WHAT NEEDS TO BE DONE:
Find each line that has the string "JSON" and give the total, with nothing else.

---------- EXTRACTED MATERIAL ----------

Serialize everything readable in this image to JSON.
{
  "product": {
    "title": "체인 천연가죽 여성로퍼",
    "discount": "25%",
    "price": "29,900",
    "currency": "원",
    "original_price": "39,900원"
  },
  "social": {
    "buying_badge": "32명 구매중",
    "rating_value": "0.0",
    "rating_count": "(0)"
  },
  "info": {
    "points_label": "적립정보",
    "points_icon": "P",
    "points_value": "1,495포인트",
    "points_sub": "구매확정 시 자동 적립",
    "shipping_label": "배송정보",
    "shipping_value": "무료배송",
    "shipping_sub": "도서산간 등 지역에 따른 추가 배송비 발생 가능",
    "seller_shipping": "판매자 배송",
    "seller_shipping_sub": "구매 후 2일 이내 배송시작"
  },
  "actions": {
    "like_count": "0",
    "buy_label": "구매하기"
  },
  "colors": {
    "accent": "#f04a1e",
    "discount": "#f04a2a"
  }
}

----------
---------- EXTRACTED MATERIAL ----------

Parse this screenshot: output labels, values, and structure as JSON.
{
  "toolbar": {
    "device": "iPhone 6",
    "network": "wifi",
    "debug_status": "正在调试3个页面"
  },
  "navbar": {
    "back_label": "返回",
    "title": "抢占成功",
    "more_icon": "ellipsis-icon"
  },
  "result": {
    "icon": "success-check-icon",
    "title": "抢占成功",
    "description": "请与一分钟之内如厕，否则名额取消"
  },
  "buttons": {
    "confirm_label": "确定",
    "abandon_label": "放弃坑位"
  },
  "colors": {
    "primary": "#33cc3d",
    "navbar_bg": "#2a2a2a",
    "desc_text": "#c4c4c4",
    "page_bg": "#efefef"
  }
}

----------

RESPONSE:
2